- [Records from a dataset]:
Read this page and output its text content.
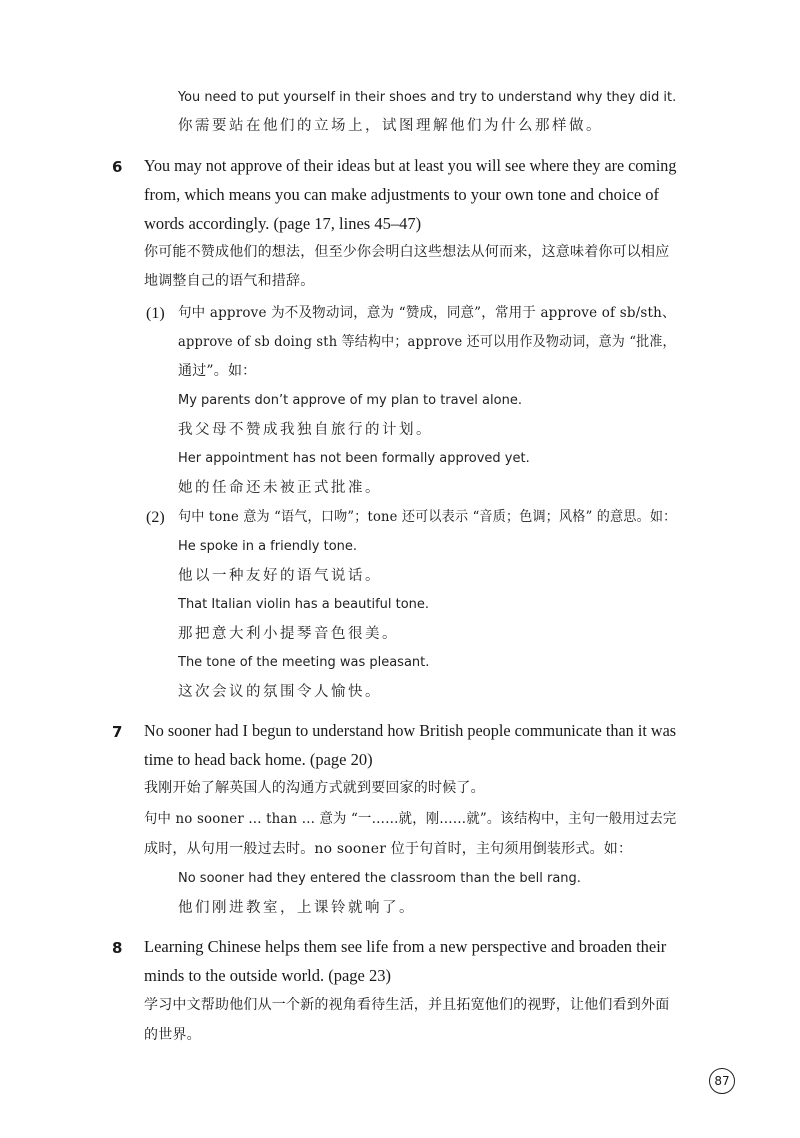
You need to put yourself in their shoes and try to understand why they did it.
你需要站在他们的立场上，试图理解他们为什么那样做。
6 You may not approve of their ideas but at least you will see where they are coming
from, which means you can make adjustments to your own tone and choice of
words accordingly. (page 17, lines 45–47)
你可能不赞成他们的想法，但至少你会明白这些想法从何而来，这意味着你可以相应
地调整自己的语气和措辞。
(1) 句中 approve 为不及物动词，意为 “赞成，同意”，常用于 approve of sb/sth、
approve of sb doing sth 等结构中；approve 还可以用作及物动词，意为 “批准，
通过”。如：
My parents don’t approve of my plan to travel alone.
我父母不赞成我独自旅行的计划。
Her appointment has not been formally approved yet.
她的任命还未被正式批准。
(2) 句中 tone 意为 “语气，口吻”；tone 还可以表示 “音质；色调；风格” 的意思。如：
He spoke in a friendly tone.
他以一种友好的语气说话。
That Italian violin has a beautiful tone.
那把意大利小提琴音色很美。
The tone of the meeting was pleasant.
这次会议的氛围令人愉快。
7 No sooner had I begun to understand how British people communicate than it was
time to head back home. (page 20)
我刚开始了解英国人的沟通方式就到要回家的时候了。
句中 no sooner ... than ... 意为 “一……就，刚……就”。该结构中，主句一般用过去完
成时，从句用一般过去时。no sooner 位于句首时，主句须用倒装形式。如：
No sooner had they entered the classroom than the bell rang.
他们刚进教室，上课铃就响了。
8 Learning Chinese helps them see life from a new perspective and broaden their
minds to the outside world. (page 23)
学习中文帮助他们从一个新的视角看待生活，并且拓宽他们的视野，让他们看到外面
的世界。
87
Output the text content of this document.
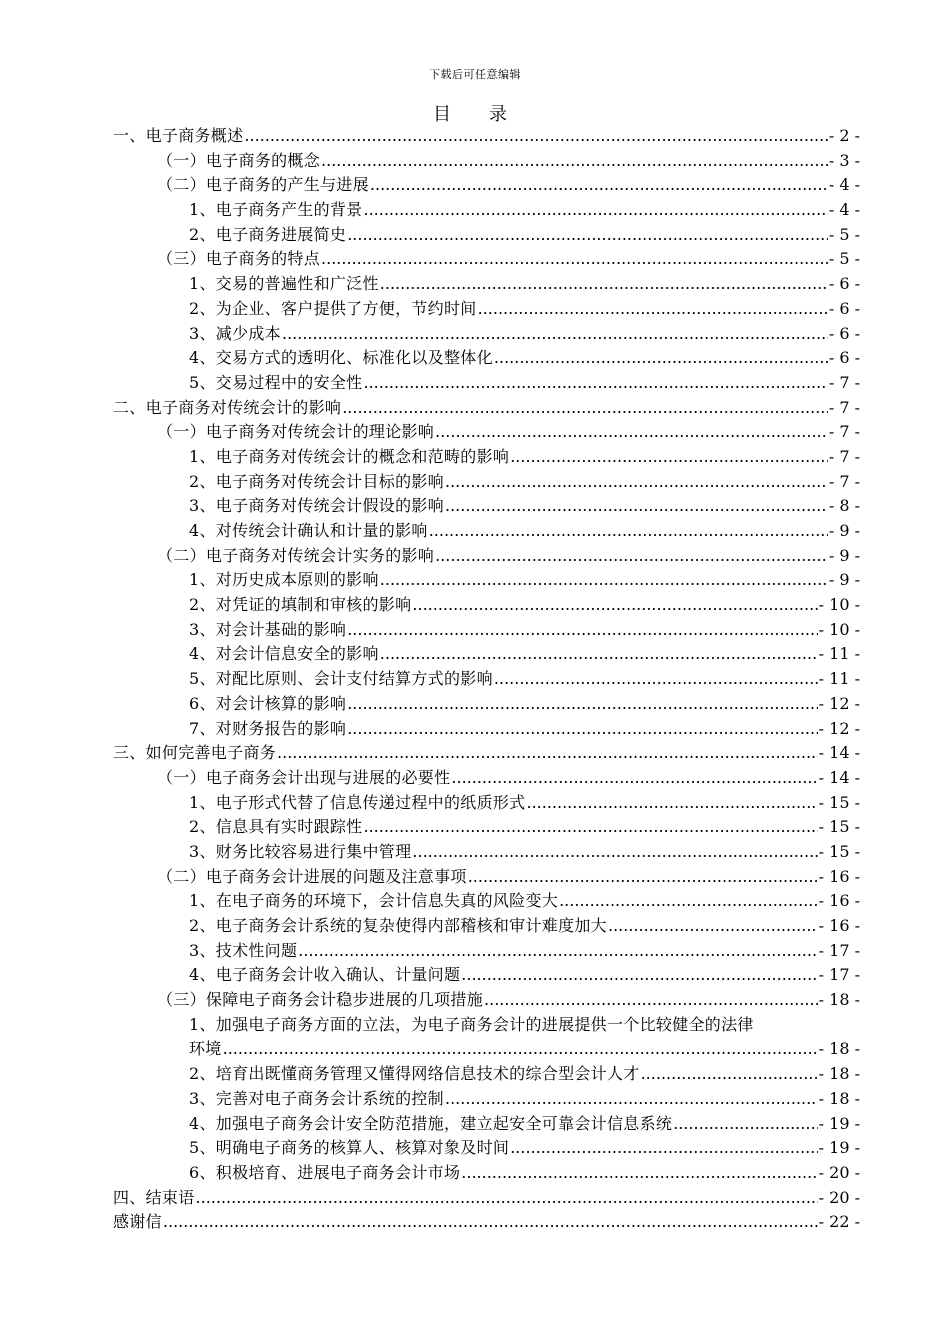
下载后可任意编辑
目　录
一、电子商务概述 .....	- 2 -
（一）电子商务的概念 .....	- 3 -
（二）电子商务的产生与进展 .....	- 4 -
1、电子商务产生的背景 .....	- 4 -
2、电子商务进展简史 .....	- 5 -
（三）电子商务的特点 .....	- 5 -
1、交易的普遍性和广泛性 .....	- 6 -
2、为企业、客户提供了方便，节约时间 .....	- 6 -
3、减少成本 .....	- 6 -
4、交易方式的透明化、标准化以及整体化 .....	- 6 -
5、交易过程中的安全性 .....	- 7 -
二、电子商务对传统会计的影响 .....	- 7 -
（一）电子商务对传统会计的理论影响 .....	- 7 -
1、电子商务对传统会计的概念和范畴的影响 .....	- 7 -
2、电子商务对传统会计目标的影响 .....	- 7 -
3、电子商务对传统会计假设的影响 .....	- 8 -
4、对传统会计确认和计量的影响 .....	- 9 -
（二）电子商务对传统会计实务的影响 .....	- 9 -
1、对历史成本原则的影响 .....	- 9 -
2、对凭证的填制和审核的影响 .....	- 10 -
3、对会计基础的影响 .....	- 10 -
4、对会计信息安全的影响 .....	- 11 -
5、对配比原则、会计支付结算方式的影响 .....	- 11 -
6、对会计核算的影响 .....	- 12 -
7、对财务报告的影响 .....	- 12 -
三、如何完善电子商务 .....	- 14 -
（一）电子商务会计出现与进展的必要性 .....	- 14 -
1、电子形式代替了信息传递过程中的纸质形式 .....	- 15 -
2、信息具有实时跟踪性 .....	- 15 -
3、财务比较容易进行集中管理 .....	- 15 -
（二）电子商务会计进展的问题及注意事项 .....	- 16 -
1、在电子商务的环境下，会计信息失真的风险变大 .....	- 16 -
2、电子商务会计系统的复杂使得内部稽核和审计难度加大 .....	- 16 -
3、技术性问题 .....	- 17 -
4、电子商务会计收入确认、计量问题 .....	- 17 -
（三）保障电子商务会计稳步进展的几项措施 .....	- 18 -
1、加强电子商务方面的立法，为电子商务会计的进展提供一个比较健全的法律
环境 .....	- 18 -
2、培育出既懂商务管理又懂得网络信息技术的综合型会计人才 .....	- 18 -
3、完善对电子商务会计系统的控制 .....	- 18 -
4、加强电子商务会计安全防范措施，建立起安全可靠会计信息系统 .....	- 19 -
5、明确电子商务的核算人、核算对象及时间 .....	- 19 -
6、积极培育、进展电子商务会计市场 .....	- 20 -
四、结束语 .....	- 20 -
感谢信 .....	- 22 -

- [PROBLEM]:
Repeat the material above verbatim, with no pictures in the output.

- [FULL OUTPUT]:
Read this page and output its text content.
You need to put yourself in their shoes and try to understand why they did it.
你需要站在他们的立场上，试图理解他们为什么那样做。
6 You may not approve of their ideas but at least you will see where they are coming
from, which means you can make adjustments to your own tone and choice of
words accordingly. (page 17, lines 45–47)
你可能不赞成他们的想法，但至少你会明白这些想法从何而来，这意味着你可以相应
地调整自己的语气和措辞。
(1) 句中 approve 为不及物动词，意为 “赞成，同意”，常用于 approve of sb/sth、
approve of sb doing sth 等结构中；approve 还可以用作及物动词，意为 “批准，
通过”。如：
My parents don’t approve of my plan to travel alone.
我父母不赞成我独自旅行的计划。
Her appointment has not been formally approved yet.
她的任命还未被正式批准。
(2) 句中 tone 意为 “语气，口吻”；tone 还可以表示 “音质；色调；风格” 的意思。如：
He spoke in a friendly tone.
他以一种友好的语气说话。
That Italian violin has a beautiful tone.
那把意大利小提琴音色很美。
The tone of the meeting was pleasant.
这次会议的氛围令人愉快。
7 No sooner had I begun to understand how British people communicate than it was
time to head back home. (page 20)
我刚开始了解英国人的沟通方式就到要回家的时候了。
句中 no sooner ... than ... 意为 “一……就，刚……就”。该结构中，主句一般用过去完
成时，从句用一般过去时。no sooner 位于句首时，主句须用倒装形式。如：
No sooner had they entered the classroom than the bell rang.
他们刚进教室，上课铃就响了。
8 Learning Chinese helps them see life from a new perspective and broaden their
minds to the outside world. (page 23)
学习中文帮助他们从一个新的视角看待生活，并且拓宽他们的视野，让他们看到外面
的世界。
87
Output the text content of this document.
下载后可任意编辑
目　录
一、电子商务概述 .....	- 2 -
（一）电子商务的概念 .....	- 3 -
（二）电子商务的产生与进展 .....	- 4 -
1、电子商务产生的背景 .....	- 4 -
2、电子商务进展简史 .....	- 5 -
（三）电子商务的特点 .....	- 5 -
1、交易的普遍性和广泛性 .....	- 6 -
2、为企业、客户提供了方便，节约时间 .....	- 6 -
3、减少成本 .....	- 6 -
4、交易方式的透明化、标准化以及整体化 .....	- 6 -
5、交易过程中的安全性 .....	- 7 -
二、电子商务对传统会计的影响 .....	- 7 -
（一）电子商务对传统会计的理论影响 .....	- 7 -
1、电子商务对传统会计的概念和范畴的影响 .....	- 7 -
2、电子商务对传统会计目标的影响 .....	- 7 -
3、电子商务对传统会计假设的影响 .....	- 8 -
4、对传统会计确认和计量的影响 .....	- 9 -
（二）电子商务对传统会计实务的影响 .....	- 9 -
1、对历史成本原则的影响 .....	- 9 -
2、对凭证的填制和审核的影响 .....	- 10 -
3、对会计基础的影响 .....	- 10 -
4、对会计信息安全的影响 .....	- 11 -
5、对配比原则、会计支付结算方式的影响 .....	- 11 -
6、对会计核算的影响 .....	- 12 -
7、对财务报告的影响 .....	- 12 -
三、如何完善电子商务 .....	- 14 -
（一）电子商务会计出现与进展的必要性 .....	- 14 -
1、电子形式代替了信息传递过程中的纸质形式 .....	- 15 -
2、信息具有实时跟踪性 .....	- 15 -
3、财务比较容易进行集中管理 .....	- 15 -
（二）电子商务会计进展的问题及注意事项 .....	- 16 -
1、在电子商务的环境下，会计信息失真的风险变大 .....	- 16 -
2、电子商务会计系统的复杂使得内部稽核和审计难度加大 .....	- 16 -
3、技术性问题 .....	- 17 -
4、电子商务会计收入确认、计量问题 .....	- 17 -
（三）保障电子商务会计稳步进展的几项措施 .....	- 18 -
1、加强电子商务方面的立法，为电子商务会计的进展提供一个比较健全的法律
环境 .....	- 18 -
2、培育出既懂商务管理又懂得网络信息技术的综合型会计人才 .....	- 18 -
3、完善对电子商务会计系统的控制 .....	- 18 -
4、加强电子商务会计安全防范措施，建立起安全可靠会计信息系统 .....	- 19 -
5、明确电子商务的核算人、核算对象及时间 .....	- 19 -
6、积极培育、进展电子商务会计市场 .....	- 20 -
四、结束语 .....	- 20 -
感谢信 .....	- 22 -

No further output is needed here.